> _SET EXERCISE_: Starting with the line that contains "Decompose this screenshot" and going on through the line that contains "legend-label-listed-companies: 上市企業 bbox=[586, 802, 691, 832]", set out those lines of the items below as a numbered list, skipping any blank lines.

> _RECORDS SUPPLIED_:
>>>
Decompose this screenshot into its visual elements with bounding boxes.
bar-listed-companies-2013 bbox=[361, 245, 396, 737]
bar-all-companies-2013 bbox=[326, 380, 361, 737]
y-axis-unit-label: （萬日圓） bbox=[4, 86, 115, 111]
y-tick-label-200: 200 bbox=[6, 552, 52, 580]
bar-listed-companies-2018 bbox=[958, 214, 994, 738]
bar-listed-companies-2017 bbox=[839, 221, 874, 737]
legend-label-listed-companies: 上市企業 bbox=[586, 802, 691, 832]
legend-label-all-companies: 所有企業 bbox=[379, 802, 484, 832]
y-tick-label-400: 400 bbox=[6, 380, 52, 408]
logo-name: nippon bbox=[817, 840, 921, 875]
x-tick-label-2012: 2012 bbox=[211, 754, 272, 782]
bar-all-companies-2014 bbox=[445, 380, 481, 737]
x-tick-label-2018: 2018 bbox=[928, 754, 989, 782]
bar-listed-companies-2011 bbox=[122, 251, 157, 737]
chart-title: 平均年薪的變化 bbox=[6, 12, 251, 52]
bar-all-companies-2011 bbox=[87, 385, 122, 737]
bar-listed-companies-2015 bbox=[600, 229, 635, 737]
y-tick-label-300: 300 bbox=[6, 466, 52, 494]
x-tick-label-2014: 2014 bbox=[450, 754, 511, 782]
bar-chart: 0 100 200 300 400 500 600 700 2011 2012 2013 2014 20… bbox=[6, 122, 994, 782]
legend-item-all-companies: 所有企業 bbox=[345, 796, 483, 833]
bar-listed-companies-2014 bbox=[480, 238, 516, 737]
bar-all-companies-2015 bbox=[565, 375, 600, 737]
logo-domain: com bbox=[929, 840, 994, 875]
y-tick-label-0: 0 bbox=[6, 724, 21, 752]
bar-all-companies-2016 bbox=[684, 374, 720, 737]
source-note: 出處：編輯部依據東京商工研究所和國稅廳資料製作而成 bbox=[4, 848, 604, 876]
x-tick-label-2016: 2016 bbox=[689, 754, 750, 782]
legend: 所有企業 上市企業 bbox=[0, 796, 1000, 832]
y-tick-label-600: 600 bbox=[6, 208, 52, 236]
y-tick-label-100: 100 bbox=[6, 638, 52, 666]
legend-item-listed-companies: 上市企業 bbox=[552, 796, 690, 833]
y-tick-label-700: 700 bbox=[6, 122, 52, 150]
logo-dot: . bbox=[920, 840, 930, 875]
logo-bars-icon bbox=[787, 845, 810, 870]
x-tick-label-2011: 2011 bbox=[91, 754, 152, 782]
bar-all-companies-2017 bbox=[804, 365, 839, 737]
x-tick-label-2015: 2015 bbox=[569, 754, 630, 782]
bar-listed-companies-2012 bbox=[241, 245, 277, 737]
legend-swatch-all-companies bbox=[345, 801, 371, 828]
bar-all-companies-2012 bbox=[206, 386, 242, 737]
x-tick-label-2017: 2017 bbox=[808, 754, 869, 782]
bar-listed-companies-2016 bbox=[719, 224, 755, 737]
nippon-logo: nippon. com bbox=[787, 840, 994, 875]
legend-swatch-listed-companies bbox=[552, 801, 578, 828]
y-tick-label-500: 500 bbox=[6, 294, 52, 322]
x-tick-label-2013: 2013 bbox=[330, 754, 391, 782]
<<<
>>>
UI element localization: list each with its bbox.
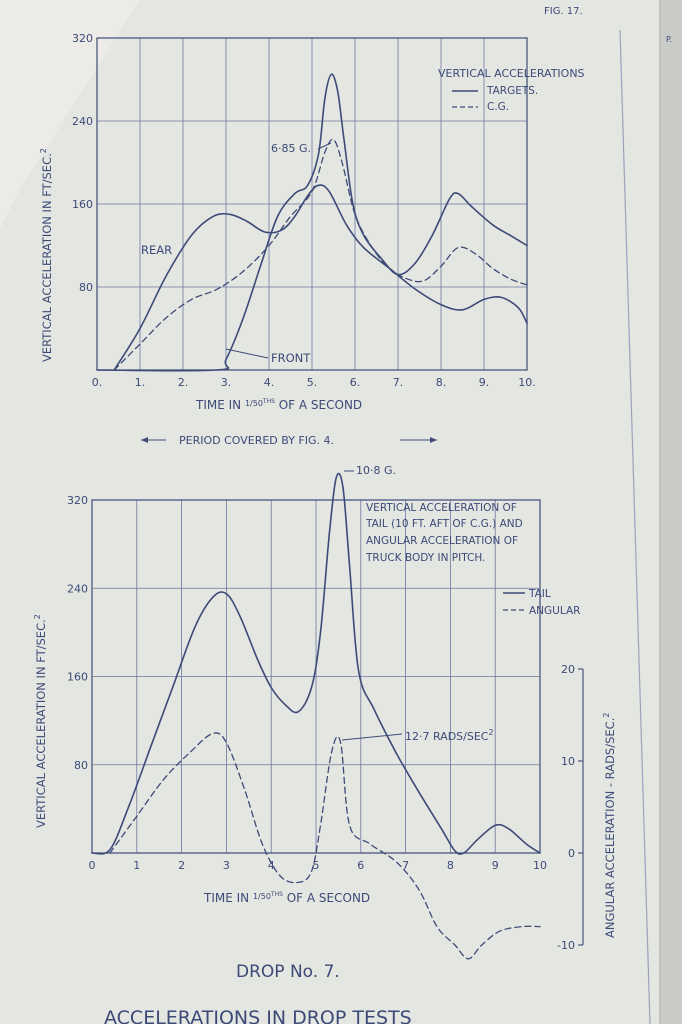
<<<
>>>
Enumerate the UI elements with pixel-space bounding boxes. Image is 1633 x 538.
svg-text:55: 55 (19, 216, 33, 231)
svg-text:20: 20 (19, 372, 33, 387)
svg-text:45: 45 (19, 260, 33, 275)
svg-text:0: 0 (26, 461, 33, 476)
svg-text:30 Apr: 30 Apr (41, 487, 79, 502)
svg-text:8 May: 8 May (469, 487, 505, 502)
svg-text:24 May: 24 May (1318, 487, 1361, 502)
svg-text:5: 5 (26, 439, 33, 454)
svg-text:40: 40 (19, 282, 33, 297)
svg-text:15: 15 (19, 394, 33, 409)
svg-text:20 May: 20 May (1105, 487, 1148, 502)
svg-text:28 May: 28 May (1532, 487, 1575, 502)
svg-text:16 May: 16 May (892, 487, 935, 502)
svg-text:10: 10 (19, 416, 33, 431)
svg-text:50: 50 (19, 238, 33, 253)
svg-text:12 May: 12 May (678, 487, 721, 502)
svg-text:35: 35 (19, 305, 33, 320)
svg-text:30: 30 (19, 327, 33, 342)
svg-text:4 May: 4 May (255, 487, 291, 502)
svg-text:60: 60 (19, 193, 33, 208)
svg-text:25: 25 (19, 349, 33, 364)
<<<
> _EXERCISE RESPONSE_:
1. Decompose this screenshot into its visual elements with bounding boxes.
2. bar-listed-companies-2013 bbox=[361, 245, 396, 737]
3. bar-all-companies-2013 bbox=[326, 380, 361, 737]
4. y-axis-unit-label: （萬日圓） bbox=[4, 86, 115, 111]
5. y-tick-label-200: 200 bbox=[6, 552, 52, 580]
6. bar-listed-companies-2018 bbox=[958, 214, 994, 738]
7. bar-listed-companies-2017 bbox=[839, 221, 874, 737]
8. legend-label-listed-companies: 上市企業 bbox=[586, 802, 691, 832]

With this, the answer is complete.